Copy each line of the entries that contains the word "distanza".

A block of data
»»

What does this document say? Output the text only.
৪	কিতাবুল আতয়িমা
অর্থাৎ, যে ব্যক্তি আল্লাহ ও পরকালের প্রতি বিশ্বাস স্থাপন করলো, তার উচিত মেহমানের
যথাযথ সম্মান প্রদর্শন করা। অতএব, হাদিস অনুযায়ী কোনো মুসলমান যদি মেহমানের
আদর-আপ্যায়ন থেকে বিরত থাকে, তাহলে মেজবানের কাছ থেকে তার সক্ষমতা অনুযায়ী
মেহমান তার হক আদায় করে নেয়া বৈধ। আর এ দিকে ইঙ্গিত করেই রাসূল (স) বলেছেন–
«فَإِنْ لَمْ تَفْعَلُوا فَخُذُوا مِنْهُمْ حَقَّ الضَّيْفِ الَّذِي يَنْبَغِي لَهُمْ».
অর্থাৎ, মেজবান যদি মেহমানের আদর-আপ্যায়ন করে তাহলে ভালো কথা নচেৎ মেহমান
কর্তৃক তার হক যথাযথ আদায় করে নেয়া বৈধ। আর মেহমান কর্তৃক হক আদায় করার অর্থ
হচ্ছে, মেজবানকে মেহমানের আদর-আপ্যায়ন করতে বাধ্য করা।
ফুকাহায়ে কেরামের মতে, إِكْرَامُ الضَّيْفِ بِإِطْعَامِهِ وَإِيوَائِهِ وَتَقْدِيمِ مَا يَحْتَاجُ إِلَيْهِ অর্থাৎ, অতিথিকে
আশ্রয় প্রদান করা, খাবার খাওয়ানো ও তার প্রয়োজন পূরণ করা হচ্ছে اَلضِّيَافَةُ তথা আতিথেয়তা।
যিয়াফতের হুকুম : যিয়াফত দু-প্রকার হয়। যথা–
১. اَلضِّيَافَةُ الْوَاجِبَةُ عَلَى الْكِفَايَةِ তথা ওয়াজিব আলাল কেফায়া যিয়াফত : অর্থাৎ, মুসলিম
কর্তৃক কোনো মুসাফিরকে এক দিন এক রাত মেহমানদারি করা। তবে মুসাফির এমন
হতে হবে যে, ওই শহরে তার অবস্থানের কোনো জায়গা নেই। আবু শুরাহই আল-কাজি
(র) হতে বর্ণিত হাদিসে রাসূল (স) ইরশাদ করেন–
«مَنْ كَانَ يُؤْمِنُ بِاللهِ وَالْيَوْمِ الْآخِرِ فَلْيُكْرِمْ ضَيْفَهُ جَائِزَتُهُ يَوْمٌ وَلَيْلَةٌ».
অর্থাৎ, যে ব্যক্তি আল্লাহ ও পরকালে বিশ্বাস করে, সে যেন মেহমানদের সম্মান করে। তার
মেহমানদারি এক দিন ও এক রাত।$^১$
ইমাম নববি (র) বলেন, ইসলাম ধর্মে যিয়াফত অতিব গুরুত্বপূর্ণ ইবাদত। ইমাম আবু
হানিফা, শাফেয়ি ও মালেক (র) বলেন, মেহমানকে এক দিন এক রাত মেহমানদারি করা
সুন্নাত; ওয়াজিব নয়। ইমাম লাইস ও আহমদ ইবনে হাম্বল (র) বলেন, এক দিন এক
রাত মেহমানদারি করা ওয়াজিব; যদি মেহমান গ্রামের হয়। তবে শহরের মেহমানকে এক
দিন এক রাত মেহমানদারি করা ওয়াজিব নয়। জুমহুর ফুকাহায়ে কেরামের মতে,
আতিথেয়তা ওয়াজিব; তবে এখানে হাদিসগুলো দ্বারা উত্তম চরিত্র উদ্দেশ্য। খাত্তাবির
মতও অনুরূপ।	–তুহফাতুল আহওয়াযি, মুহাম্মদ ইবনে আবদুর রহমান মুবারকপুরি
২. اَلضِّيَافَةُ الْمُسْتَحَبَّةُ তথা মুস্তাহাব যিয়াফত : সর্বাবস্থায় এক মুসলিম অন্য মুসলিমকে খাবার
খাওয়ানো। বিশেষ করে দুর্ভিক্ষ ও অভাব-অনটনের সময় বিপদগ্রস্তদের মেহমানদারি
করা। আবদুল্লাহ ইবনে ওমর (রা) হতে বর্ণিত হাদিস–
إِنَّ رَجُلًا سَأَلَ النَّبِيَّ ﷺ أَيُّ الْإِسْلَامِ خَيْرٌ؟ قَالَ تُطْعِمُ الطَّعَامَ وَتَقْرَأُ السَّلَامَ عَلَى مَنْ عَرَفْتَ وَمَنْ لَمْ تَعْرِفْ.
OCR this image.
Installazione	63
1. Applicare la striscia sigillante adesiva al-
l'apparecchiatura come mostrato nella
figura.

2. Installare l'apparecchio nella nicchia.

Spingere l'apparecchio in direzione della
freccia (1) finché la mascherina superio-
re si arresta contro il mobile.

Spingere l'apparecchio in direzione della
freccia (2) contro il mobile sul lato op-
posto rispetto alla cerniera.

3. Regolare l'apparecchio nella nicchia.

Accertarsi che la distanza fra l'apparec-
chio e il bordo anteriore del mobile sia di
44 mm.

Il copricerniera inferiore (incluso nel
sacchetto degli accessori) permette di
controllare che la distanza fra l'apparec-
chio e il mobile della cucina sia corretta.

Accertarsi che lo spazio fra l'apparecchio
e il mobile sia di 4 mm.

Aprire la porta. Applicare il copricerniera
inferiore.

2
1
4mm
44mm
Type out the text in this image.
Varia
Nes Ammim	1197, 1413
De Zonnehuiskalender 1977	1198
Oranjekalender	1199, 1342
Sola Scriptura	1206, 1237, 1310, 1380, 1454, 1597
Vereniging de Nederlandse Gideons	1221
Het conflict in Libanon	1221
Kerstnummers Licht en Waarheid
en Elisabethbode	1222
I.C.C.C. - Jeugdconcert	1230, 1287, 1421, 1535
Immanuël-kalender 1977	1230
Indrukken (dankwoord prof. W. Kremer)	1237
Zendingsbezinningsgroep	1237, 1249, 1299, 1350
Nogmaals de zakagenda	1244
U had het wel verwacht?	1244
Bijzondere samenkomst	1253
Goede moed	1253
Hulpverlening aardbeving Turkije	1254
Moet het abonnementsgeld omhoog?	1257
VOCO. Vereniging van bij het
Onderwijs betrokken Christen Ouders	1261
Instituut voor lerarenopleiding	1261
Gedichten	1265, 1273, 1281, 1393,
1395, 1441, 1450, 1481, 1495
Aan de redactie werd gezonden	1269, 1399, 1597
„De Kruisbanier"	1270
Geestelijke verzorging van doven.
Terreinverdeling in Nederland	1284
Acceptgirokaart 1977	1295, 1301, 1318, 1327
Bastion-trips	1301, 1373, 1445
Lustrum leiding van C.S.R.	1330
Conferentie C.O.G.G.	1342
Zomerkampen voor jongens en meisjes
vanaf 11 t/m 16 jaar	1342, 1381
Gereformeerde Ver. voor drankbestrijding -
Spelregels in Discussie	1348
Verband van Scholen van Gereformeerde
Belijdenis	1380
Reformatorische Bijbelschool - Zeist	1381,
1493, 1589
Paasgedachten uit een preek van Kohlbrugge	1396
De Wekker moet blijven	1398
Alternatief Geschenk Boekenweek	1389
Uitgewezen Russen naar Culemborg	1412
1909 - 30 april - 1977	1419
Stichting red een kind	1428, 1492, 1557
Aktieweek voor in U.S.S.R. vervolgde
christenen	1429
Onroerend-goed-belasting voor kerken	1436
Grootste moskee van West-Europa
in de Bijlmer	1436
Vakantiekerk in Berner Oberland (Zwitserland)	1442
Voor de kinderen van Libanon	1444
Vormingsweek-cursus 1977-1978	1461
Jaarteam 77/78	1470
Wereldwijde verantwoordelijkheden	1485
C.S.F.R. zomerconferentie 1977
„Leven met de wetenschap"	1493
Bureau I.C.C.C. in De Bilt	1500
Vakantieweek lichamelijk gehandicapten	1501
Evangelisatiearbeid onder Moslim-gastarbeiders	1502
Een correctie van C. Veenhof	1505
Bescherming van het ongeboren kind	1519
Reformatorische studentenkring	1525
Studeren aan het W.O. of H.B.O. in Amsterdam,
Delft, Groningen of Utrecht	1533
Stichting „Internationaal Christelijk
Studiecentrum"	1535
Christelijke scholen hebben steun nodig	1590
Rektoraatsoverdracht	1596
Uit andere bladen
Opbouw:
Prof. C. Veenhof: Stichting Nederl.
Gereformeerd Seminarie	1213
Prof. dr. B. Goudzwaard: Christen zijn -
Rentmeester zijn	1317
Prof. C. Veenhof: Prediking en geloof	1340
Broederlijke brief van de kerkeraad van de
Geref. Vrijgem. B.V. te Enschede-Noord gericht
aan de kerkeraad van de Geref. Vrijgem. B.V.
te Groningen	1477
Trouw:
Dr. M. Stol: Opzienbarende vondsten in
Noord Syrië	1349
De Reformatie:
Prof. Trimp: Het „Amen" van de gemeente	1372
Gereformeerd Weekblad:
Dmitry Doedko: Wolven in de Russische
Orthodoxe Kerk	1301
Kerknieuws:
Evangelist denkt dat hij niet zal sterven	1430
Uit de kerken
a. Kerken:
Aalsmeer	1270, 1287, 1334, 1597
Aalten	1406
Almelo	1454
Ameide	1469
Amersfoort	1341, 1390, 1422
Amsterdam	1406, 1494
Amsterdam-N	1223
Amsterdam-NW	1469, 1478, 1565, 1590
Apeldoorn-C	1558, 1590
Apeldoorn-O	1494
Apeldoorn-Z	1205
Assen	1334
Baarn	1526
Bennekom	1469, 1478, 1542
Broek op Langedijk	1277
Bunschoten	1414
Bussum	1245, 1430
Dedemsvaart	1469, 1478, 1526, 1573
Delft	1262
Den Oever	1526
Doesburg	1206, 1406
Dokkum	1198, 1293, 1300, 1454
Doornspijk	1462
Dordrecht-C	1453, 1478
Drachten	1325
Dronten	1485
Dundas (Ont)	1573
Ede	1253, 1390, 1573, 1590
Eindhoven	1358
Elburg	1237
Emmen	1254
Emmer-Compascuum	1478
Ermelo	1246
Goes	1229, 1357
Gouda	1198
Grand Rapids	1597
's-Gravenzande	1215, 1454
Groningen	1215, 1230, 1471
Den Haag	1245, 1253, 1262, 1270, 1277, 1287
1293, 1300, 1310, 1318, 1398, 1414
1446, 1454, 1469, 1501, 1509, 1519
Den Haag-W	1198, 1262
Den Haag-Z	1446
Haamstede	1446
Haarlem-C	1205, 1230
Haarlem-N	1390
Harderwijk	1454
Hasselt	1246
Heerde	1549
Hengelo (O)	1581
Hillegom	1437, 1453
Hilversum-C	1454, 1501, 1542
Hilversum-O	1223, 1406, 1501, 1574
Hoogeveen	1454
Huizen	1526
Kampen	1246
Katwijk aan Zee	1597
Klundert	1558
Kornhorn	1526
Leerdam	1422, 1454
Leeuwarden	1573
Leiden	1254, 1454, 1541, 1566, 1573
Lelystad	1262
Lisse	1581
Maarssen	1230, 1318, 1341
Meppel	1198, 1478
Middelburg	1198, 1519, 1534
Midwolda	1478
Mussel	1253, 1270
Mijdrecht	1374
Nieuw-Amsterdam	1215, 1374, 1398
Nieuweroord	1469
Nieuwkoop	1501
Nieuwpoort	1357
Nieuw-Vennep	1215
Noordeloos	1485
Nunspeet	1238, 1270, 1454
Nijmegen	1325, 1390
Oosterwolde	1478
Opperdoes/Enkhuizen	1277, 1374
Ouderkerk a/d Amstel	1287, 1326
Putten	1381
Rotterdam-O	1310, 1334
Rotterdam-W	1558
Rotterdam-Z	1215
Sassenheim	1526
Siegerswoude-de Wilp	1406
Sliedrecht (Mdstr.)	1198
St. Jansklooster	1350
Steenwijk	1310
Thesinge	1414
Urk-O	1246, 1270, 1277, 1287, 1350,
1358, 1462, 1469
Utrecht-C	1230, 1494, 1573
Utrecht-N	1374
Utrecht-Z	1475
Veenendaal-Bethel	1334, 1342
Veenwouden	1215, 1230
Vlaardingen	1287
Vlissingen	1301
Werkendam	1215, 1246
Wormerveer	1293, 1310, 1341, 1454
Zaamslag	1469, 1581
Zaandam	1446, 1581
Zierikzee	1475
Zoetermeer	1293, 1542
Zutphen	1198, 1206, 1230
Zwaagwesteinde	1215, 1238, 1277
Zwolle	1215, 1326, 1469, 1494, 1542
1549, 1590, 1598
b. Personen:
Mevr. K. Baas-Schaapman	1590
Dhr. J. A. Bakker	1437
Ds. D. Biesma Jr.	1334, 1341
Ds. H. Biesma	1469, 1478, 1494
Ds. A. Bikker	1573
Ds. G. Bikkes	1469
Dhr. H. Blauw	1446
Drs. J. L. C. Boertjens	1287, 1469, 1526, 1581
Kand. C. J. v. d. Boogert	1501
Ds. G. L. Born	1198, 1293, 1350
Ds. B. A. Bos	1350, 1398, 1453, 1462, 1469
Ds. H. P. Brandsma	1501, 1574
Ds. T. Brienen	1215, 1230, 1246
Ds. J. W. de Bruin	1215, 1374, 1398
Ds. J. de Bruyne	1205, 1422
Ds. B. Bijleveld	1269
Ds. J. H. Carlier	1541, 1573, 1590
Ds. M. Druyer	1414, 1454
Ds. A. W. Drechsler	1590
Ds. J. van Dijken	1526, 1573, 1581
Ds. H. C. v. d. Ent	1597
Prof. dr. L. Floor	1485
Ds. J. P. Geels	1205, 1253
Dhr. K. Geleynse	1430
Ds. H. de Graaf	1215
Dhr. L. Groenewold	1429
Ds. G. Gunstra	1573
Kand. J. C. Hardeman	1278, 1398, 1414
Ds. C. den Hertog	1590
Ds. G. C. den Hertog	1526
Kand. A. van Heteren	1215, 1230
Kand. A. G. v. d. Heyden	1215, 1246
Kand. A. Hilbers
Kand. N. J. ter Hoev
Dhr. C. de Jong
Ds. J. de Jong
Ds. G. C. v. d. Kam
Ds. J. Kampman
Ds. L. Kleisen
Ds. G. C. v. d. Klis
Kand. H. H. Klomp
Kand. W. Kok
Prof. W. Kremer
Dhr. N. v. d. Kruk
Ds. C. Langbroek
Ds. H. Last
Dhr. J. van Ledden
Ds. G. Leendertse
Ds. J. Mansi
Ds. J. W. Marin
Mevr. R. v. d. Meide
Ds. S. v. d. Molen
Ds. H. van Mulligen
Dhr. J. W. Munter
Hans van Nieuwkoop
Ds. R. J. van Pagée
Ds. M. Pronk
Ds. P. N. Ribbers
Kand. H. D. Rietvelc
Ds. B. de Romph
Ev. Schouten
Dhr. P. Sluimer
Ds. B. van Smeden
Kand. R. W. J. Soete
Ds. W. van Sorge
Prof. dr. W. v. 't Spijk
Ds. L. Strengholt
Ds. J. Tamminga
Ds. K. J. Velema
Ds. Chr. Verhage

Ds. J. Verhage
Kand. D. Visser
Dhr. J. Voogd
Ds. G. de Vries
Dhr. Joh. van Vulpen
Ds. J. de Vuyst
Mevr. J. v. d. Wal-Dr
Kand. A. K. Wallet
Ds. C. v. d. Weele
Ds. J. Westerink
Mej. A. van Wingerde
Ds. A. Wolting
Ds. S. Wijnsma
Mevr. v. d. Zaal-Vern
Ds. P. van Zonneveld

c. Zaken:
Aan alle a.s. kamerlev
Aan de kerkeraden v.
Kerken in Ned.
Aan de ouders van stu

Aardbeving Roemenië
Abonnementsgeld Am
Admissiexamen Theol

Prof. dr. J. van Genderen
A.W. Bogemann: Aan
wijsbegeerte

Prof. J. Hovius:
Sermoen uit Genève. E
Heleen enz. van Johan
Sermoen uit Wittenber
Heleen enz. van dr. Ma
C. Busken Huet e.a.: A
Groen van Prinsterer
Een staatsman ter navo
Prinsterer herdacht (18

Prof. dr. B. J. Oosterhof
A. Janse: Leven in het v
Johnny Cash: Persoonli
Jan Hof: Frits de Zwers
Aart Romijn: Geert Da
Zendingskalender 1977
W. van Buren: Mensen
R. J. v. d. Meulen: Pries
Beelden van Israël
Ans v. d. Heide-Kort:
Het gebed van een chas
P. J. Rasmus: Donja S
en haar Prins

««

**Answer for this exercise:**
Accertarsi che la distanza fra l'apparec-
controllare che la distanza fra l'apparec-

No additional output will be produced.